_WRITTEN PROBLEM_
The records are to be restated in their entirety, word for word.

======== PROVIDED RECORDS ========

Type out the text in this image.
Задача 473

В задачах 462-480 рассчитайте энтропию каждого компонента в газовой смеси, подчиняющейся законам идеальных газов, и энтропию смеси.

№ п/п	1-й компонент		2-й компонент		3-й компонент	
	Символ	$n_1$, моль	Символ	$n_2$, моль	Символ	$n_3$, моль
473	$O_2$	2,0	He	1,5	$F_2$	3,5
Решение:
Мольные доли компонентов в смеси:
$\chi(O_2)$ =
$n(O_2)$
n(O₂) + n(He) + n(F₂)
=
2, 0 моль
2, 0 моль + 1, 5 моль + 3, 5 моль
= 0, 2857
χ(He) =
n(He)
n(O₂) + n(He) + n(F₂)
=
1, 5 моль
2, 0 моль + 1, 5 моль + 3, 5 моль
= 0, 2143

========

_RESPONSE TO THIS EXERCISE_
Type out the text in this image.
Задача 473

В задачах 462-480 рассчитайте энтропию каждого компонента в газовой смеси, подчиняющейся законам идеальных газов, и энтропию смеси.

№ п/п	1-й компонент		2-й компонент		3-й компонент	
	Символ	$n_1$, моль	Символ	$n_2$, моль	Символ	$n_3$, моль
473	$O_2$	2,0	He	1,5	$F_2$	3,5
Решение:
Мольные доли компонентов в смеси:
$\chi(O_2)$ =
$n(O_2)$
n(O₂) + n(He) + n(F₂)
=
2, 0 моль
2, 0 моль + 1, 5 моль + 3, 5 моль
= 0, 2857
χ(He) =
n(He)
n(O₂) + n(He) + n(F₂)
=
1, 5 моль
2, 0 моль + 1, 5 моль + 3, 5 моль
= 0, 2143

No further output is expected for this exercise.